>> Begin RECORDS SUPPLIED
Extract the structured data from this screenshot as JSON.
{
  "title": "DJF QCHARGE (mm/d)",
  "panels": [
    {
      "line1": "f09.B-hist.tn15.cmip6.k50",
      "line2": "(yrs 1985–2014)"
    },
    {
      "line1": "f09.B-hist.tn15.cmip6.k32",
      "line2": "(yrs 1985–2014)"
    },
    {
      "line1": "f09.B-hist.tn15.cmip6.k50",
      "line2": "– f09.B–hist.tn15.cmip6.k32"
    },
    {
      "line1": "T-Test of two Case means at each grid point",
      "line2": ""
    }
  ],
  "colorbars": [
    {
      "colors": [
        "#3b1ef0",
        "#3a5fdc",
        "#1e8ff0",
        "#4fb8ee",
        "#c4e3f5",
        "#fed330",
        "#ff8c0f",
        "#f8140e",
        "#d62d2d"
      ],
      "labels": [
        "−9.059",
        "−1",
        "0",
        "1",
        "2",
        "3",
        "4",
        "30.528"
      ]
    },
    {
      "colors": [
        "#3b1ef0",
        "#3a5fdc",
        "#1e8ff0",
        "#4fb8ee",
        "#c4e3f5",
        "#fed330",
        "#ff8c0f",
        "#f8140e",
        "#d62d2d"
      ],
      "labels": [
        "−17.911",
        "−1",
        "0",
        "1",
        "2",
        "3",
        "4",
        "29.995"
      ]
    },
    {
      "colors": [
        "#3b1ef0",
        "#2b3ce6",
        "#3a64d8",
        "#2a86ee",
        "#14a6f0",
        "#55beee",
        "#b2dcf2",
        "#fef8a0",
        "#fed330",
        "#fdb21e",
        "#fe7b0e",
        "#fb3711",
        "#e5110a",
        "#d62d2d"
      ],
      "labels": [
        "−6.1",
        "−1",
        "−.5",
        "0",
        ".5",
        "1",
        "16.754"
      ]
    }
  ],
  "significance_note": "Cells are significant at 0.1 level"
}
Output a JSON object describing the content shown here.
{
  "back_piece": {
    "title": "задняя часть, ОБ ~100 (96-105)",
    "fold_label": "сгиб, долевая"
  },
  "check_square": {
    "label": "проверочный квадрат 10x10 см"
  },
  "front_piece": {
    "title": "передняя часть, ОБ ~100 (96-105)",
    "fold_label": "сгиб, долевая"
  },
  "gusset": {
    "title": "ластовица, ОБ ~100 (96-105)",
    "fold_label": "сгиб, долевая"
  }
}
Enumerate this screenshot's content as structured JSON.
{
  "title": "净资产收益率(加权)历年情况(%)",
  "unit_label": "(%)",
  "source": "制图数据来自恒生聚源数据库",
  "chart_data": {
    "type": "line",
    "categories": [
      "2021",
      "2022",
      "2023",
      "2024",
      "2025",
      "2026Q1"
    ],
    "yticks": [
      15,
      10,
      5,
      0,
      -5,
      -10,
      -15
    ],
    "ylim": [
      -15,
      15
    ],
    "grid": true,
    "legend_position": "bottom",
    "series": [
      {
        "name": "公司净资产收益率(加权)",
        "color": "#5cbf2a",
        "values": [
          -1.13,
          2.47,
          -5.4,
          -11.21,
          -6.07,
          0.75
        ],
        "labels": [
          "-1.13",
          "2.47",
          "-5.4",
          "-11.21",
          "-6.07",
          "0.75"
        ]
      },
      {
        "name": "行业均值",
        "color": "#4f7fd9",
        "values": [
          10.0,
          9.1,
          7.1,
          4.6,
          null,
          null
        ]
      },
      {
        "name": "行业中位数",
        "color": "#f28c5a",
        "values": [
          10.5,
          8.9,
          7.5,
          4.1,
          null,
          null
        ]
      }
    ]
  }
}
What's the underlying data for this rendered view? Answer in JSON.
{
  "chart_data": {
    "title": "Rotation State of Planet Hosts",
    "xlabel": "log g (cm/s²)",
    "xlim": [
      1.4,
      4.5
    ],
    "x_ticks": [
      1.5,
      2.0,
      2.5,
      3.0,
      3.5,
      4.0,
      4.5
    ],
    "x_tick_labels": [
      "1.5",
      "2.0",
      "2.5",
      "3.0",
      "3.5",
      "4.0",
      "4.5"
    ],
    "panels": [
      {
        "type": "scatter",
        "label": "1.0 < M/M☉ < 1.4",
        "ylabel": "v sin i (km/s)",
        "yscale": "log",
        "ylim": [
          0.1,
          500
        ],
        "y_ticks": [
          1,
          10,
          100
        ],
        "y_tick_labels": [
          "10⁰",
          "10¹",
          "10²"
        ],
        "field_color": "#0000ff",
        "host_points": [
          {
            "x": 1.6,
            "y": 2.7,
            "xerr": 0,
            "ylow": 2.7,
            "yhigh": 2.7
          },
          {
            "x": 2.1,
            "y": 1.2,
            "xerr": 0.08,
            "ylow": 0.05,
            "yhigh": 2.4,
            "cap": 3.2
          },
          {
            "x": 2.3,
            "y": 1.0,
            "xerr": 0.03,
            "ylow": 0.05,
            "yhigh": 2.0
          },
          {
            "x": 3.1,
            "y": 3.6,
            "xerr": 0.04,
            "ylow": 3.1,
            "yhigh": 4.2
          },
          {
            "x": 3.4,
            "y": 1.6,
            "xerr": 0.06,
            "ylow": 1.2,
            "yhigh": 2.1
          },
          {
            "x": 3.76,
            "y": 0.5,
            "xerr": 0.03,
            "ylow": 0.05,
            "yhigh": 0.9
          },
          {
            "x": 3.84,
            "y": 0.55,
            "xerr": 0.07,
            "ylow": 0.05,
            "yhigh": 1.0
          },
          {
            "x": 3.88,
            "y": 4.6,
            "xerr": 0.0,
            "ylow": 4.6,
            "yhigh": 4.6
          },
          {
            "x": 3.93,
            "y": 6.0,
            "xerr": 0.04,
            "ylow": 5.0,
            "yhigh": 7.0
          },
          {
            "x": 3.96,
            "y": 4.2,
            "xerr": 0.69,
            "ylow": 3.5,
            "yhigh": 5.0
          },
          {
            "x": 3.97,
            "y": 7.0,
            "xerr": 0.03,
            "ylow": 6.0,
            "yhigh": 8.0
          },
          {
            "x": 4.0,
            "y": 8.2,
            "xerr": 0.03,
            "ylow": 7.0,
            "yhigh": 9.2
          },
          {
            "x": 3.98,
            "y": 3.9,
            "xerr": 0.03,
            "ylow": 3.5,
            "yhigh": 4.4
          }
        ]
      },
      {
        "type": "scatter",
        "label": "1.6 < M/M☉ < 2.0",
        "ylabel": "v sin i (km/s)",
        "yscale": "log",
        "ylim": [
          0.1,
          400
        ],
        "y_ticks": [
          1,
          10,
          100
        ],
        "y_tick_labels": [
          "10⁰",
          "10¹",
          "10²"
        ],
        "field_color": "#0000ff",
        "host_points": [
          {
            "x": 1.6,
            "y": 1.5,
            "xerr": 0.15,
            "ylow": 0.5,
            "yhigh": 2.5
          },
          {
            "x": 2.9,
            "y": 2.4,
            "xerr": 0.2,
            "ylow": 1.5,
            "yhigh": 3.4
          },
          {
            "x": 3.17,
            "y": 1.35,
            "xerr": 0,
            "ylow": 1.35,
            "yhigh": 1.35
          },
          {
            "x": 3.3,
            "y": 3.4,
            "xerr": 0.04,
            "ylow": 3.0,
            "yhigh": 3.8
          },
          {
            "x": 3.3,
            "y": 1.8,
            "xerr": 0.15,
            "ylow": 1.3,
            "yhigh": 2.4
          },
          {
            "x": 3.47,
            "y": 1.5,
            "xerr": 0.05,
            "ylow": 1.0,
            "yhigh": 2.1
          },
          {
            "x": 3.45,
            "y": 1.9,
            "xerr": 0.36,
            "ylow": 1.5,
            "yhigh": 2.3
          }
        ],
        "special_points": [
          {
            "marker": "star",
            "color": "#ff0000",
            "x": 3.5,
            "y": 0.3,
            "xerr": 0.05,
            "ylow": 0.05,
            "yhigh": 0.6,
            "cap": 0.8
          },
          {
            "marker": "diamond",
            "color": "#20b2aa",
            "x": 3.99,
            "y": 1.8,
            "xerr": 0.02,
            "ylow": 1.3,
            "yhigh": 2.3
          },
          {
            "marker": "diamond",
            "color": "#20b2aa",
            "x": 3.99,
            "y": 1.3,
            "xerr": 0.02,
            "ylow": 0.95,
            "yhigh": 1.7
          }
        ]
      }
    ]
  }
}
>> End RECORDS SUPPLIED
- [TASK TO CARRY OUT]
From the data, collect all lines where the string "screenshot" appears.

- [WRITTEN RESPONSE]
Extract the structured data from this screenshot as JSON.
Enumerate this screenshot's content as structured JSON.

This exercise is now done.